[Items listed in a dataset]
----

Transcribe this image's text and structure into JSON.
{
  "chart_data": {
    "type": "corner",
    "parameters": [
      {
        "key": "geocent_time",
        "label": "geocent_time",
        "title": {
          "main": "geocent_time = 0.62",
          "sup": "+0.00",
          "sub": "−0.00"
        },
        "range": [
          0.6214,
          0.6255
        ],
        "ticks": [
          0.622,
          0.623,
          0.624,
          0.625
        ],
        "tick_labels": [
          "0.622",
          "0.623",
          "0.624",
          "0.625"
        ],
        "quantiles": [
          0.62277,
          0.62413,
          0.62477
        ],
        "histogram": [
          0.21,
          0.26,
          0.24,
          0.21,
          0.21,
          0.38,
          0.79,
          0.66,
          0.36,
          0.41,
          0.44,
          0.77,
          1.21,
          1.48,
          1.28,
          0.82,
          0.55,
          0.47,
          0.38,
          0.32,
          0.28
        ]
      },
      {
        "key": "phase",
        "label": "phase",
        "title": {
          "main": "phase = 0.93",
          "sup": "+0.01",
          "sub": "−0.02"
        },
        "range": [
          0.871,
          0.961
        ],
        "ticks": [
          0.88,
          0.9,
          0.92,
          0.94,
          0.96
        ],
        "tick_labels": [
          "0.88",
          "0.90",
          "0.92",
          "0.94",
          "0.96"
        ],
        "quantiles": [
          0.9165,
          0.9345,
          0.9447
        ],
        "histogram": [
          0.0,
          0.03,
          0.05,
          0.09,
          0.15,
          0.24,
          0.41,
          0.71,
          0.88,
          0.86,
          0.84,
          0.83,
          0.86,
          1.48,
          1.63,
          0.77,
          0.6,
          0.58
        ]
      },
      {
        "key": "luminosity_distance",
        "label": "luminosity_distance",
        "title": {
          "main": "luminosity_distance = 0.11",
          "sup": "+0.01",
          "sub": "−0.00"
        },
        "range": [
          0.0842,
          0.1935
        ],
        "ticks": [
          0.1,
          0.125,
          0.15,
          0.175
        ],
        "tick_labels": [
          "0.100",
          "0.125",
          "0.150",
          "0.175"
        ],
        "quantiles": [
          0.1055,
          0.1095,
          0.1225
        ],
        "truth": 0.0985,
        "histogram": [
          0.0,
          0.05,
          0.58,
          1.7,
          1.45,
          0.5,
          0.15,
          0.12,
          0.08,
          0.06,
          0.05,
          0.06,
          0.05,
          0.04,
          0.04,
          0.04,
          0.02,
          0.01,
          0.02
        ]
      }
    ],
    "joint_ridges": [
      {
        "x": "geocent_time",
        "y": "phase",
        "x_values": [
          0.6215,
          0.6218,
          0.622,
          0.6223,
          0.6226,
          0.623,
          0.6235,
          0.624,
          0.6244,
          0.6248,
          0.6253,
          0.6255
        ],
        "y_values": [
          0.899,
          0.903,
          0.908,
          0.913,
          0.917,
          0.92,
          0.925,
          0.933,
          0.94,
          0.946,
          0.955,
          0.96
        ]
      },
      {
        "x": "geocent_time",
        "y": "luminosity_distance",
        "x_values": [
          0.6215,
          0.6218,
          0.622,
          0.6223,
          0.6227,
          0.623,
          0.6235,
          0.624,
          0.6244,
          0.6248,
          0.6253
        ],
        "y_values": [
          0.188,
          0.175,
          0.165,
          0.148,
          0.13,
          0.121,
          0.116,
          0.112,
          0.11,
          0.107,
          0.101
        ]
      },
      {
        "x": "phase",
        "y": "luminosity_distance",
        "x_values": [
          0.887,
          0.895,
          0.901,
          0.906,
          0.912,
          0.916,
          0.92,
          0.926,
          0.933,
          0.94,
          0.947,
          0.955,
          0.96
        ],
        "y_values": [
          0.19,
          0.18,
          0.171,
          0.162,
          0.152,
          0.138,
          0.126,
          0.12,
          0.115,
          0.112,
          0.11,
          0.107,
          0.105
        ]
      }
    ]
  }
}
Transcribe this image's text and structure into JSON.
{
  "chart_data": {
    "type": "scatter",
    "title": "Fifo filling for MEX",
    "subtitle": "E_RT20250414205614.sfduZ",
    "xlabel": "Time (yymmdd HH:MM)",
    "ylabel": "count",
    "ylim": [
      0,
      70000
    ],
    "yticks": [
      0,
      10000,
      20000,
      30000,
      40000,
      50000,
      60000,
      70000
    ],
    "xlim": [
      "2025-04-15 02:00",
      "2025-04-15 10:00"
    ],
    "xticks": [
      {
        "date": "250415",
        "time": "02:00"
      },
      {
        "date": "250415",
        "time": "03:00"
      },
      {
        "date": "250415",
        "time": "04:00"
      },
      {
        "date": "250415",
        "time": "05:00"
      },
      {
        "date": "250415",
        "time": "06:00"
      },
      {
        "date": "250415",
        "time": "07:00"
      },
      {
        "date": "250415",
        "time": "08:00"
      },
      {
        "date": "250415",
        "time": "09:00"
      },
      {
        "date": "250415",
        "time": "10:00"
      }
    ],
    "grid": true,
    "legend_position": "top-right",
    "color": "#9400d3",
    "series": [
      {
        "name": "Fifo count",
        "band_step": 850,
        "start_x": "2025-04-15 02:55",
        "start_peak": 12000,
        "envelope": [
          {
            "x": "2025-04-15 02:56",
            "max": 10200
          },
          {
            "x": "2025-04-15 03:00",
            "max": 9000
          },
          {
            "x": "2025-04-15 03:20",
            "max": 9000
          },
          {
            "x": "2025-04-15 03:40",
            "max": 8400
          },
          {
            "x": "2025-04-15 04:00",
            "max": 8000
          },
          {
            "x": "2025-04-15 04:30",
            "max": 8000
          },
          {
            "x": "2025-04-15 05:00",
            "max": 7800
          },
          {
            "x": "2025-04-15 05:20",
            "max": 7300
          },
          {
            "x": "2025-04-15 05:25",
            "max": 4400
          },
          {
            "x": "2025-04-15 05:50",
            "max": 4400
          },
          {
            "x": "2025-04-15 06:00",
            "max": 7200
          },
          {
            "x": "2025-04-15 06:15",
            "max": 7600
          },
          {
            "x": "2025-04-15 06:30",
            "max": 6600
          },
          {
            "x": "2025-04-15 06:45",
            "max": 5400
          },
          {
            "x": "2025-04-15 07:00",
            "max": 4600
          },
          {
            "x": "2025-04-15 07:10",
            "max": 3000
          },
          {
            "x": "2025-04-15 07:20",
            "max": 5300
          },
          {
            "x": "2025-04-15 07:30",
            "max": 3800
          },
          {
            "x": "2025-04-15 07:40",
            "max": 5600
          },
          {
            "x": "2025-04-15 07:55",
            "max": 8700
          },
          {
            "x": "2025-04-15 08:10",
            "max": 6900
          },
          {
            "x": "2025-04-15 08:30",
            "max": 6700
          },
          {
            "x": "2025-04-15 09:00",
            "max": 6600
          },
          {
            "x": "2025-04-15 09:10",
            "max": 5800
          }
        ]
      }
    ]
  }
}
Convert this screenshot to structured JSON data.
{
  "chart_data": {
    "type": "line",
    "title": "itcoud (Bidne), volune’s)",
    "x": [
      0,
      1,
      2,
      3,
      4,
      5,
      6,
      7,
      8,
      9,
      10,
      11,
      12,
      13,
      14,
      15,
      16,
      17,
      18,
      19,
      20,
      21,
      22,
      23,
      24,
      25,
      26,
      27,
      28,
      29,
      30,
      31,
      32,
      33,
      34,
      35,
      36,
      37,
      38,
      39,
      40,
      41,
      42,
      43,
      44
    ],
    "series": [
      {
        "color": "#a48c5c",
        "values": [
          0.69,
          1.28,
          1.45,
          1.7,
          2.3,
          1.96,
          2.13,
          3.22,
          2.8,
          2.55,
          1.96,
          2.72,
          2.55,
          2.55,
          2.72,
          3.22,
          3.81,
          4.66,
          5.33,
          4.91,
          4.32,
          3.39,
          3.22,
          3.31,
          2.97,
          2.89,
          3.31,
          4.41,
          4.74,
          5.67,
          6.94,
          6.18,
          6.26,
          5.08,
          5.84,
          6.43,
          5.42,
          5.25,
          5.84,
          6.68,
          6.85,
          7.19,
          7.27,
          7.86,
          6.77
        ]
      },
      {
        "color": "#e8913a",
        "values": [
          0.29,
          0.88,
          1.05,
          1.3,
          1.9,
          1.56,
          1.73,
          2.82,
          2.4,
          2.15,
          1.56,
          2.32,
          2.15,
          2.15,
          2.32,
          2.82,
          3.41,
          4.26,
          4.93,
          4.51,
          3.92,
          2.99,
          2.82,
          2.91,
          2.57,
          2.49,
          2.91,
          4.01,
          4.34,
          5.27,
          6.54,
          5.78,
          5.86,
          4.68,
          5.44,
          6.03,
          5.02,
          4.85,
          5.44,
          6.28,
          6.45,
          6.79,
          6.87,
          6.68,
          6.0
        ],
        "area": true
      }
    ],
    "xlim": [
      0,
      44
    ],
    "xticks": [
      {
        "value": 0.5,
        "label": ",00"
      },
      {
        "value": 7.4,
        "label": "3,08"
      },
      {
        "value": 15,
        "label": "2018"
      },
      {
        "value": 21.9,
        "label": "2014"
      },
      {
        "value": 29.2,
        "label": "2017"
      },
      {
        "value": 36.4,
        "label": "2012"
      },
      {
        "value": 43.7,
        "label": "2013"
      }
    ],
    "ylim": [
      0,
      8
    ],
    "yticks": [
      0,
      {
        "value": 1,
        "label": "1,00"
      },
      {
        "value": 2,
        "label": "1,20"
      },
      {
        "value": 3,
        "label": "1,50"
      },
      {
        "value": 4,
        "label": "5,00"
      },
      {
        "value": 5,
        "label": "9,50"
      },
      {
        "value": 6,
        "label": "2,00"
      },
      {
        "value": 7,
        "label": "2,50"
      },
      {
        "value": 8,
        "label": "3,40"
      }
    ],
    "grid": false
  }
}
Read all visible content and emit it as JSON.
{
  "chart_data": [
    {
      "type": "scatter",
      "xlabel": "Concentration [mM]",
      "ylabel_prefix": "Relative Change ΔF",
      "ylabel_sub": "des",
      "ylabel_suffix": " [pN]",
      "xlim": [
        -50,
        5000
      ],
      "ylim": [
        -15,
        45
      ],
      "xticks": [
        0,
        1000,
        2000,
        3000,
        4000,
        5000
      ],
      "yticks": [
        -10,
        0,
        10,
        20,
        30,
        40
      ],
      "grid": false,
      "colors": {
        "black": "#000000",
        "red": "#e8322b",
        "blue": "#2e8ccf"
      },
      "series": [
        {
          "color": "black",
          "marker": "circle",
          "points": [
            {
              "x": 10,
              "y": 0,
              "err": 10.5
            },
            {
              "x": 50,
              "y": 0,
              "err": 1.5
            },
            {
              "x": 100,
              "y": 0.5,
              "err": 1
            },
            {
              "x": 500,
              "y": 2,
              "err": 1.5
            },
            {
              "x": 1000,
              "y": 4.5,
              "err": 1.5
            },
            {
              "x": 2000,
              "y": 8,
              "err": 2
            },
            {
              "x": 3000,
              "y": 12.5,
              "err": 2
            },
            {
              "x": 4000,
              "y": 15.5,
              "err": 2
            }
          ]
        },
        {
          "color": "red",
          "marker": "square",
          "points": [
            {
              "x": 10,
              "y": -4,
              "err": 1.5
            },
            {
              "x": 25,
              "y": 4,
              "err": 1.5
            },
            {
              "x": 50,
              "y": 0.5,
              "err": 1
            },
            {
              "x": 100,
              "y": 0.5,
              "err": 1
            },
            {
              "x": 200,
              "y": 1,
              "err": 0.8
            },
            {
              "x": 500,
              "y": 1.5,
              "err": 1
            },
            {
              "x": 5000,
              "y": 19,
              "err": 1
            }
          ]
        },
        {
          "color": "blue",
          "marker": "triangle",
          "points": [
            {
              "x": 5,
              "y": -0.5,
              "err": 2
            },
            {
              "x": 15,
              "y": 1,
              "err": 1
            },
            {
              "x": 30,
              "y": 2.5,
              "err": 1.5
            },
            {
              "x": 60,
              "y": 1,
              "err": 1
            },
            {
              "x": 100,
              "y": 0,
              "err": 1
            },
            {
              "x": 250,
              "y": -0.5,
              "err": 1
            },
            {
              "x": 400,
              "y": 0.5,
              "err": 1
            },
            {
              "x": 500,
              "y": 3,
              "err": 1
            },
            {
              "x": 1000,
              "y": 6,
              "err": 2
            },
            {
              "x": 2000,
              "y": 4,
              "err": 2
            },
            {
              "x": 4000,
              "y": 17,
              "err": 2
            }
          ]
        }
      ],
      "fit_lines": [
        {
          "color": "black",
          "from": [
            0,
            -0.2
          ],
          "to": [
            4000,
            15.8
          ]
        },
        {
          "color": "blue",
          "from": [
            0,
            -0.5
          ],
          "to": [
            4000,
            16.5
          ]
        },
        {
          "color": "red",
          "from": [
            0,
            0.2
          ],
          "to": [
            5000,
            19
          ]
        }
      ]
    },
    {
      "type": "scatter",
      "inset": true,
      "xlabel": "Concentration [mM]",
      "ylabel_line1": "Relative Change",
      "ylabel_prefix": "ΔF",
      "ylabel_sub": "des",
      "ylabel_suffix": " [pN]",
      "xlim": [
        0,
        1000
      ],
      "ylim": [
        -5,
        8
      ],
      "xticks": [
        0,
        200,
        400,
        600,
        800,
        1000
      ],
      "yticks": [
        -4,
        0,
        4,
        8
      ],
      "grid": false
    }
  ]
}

----

▶ [Work to do] Pick out the lines containing the string "JSON".

▶ [Solution to this problem]
Transcribe this image's text and structure into JSON.
Transcribe this image's text and structure into JSON.
Convert this screenshot to structured JSON data.
Read all visible content and emit it as JSON.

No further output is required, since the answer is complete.